Stored data
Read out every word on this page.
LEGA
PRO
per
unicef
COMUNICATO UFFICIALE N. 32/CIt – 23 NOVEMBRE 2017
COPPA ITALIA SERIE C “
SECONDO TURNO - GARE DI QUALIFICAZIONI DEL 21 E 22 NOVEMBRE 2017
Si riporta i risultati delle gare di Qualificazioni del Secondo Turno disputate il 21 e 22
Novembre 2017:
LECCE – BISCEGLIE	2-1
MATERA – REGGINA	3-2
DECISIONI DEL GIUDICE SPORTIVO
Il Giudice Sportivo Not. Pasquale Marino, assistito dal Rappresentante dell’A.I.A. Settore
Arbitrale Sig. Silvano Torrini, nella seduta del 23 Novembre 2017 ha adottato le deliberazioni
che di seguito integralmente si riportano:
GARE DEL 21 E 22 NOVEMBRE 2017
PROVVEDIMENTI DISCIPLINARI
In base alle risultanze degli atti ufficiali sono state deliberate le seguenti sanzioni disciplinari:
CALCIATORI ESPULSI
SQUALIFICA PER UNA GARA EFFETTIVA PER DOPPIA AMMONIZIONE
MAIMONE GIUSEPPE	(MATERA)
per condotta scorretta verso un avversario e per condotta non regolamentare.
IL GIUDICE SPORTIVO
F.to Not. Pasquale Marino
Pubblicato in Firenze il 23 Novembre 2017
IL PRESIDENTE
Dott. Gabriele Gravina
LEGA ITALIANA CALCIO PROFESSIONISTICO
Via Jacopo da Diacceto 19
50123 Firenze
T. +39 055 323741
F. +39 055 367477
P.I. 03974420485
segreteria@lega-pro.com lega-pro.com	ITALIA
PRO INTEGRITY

--

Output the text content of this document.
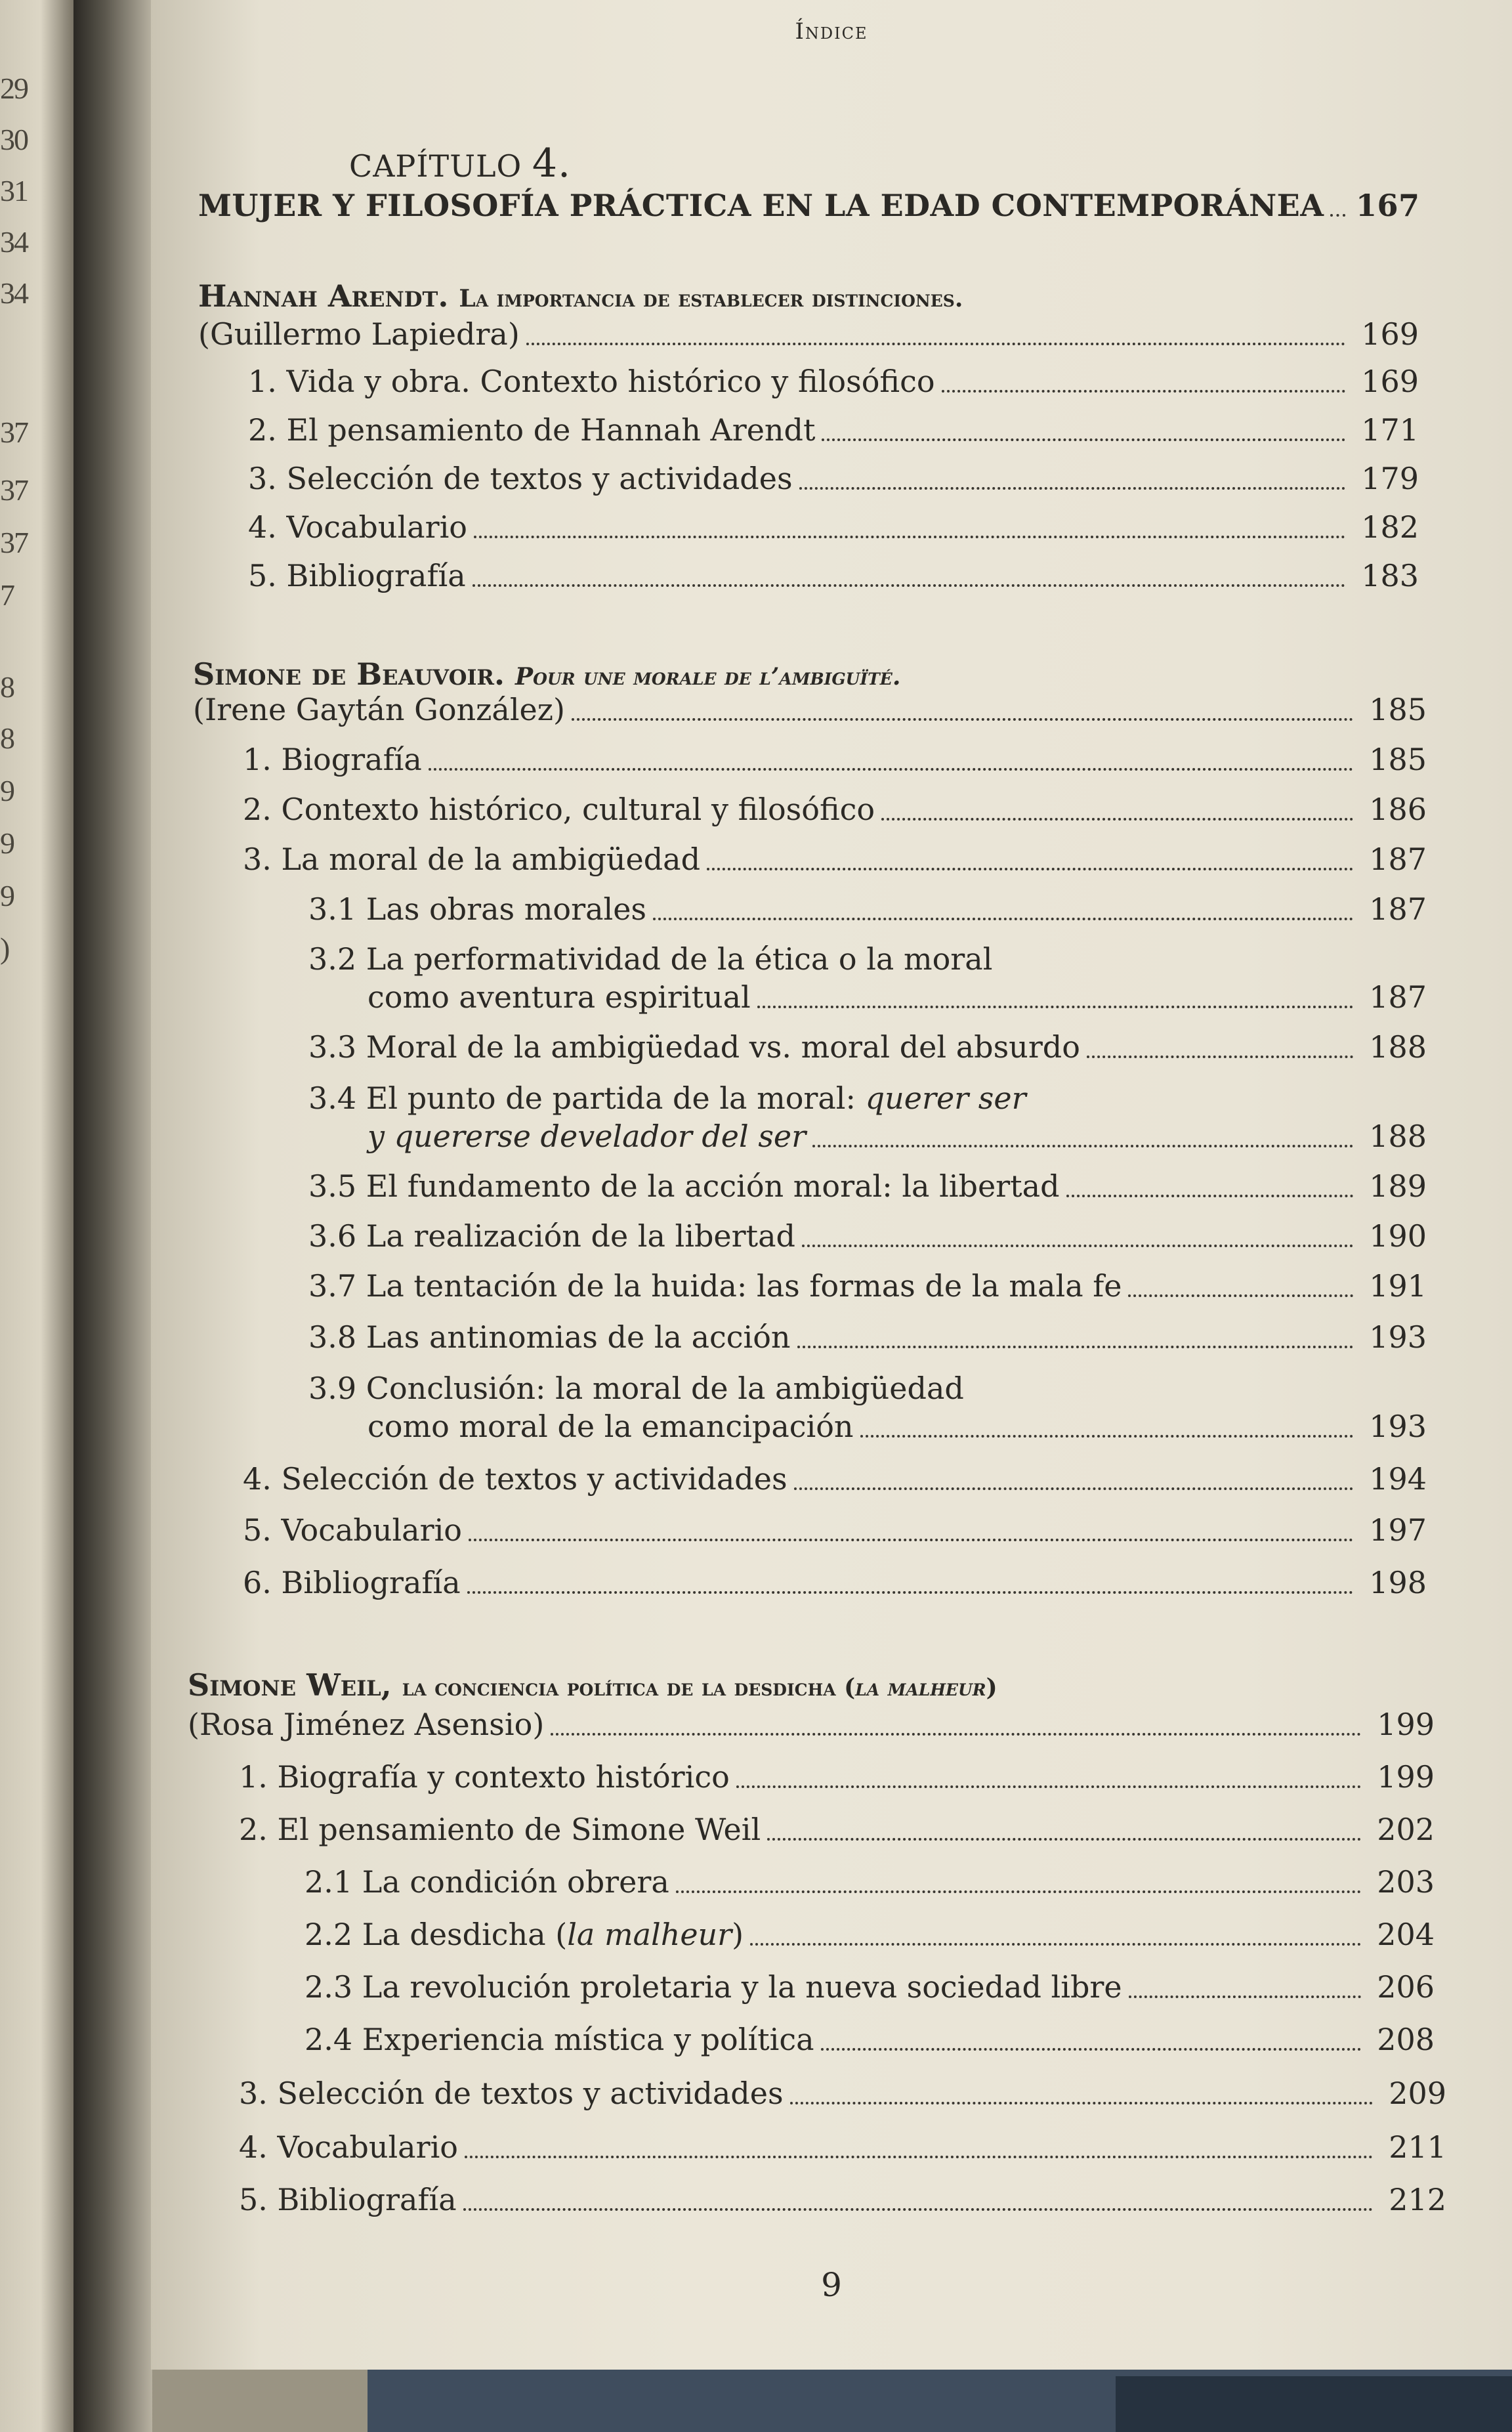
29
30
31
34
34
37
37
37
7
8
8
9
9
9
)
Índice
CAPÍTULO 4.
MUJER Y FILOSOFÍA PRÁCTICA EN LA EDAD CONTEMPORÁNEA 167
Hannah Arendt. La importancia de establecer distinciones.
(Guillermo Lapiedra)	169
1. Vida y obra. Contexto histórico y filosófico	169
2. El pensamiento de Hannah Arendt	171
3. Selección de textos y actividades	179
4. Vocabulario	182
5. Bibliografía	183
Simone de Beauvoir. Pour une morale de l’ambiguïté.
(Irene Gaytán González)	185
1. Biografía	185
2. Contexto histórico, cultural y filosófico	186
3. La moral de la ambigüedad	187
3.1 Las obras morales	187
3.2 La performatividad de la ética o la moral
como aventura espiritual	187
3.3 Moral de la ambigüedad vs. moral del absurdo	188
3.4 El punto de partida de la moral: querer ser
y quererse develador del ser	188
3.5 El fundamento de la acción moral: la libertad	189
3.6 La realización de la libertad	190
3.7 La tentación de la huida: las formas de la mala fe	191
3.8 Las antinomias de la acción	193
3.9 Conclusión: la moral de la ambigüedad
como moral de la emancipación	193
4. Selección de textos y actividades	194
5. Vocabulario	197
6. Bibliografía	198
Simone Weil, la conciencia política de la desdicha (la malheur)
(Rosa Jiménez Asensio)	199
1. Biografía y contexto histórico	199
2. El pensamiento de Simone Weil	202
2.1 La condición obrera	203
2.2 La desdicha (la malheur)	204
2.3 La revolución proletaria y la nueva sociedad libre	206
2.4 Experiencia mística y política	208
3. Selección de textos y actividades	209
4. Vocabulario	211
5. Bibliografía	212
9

==

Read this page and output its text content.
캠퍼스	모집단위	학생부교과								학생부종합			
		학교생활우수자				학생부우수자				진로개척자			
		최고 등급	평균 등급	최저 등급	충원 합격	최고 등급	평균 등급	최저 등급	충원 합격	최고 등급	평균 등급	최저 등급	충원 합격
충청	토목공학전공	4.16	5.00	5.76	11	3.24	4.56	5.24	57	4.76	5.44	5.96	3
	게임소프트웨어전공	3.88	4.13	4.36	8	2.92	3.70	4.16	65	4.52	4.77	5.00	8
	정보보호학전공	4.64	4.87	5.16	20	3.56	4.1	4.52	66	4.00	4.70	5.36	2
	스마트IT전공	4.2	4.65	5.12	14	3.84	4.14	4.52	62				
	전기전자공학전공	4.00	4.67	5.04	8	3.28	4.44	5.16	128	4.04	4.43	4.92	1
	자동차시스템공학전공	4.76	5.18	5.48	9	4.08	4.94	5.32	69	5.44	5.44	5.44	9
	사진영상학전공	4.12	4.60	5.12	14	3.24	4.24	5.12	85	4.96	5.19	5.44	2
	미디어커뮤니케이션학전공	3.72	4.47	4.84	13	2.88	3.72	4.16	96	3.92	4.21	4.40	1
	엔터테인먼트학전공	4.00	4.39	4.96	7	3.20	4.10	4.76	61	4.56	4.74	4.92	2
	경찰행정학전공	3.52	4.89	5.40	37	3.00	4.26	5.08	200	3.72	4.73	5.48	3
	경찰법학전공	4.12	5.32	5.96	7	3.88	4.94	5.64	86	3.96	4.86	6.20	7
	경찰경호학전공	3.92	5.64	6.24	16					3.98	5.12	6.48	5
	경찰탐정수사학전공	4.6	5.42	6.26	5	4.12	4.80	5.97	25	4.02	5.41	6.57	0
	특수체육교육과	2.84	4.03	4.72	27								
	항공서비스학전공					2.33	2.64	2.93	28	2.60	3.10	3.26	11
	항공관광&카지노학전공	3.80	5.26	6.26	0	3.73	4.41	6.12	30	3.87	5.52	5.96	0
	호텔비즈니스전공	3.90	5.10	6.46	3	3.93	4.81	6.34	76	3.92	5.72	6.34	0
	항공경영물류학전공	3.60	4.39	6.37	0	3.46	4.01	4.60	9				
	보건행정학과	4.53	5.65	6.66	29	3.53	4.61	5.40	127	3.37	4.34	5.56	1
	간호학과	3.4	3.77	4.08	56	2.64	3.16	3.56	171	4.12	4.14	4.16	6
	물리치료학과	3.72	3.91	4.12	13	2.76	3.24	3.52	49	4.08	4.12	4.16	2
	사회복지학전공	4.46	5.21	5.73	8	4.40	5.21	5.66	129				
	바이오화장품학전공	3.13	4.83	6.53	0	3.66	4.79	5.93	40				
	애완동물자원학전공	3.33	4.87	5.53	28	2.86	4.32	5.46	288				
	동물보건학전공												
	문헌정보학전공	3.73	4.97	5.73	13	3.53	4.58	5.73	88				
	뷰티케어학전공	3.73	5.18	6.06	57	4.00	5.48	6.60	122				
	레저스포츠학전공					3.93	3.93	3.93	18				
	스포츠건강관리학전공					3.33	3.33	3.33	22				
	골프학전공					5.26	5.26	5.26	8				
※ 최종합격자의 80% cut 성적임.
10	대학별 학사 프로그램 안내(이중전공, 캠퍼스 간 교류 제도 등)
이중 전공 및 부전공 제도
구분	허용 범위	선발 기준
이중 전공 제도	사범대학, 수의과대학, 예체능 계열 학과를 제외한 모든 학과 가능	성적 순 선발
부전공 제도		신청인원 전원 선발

### Problem statement
Gather every line from the entries above where the word "Pasquale" appears, and copy them.

### Correct result
Il Giudice Sportivo Not. Pasquale Marino, assistito dal Rappresentante dell’A.I.A. Settore
F.to Not. Pasquale Marino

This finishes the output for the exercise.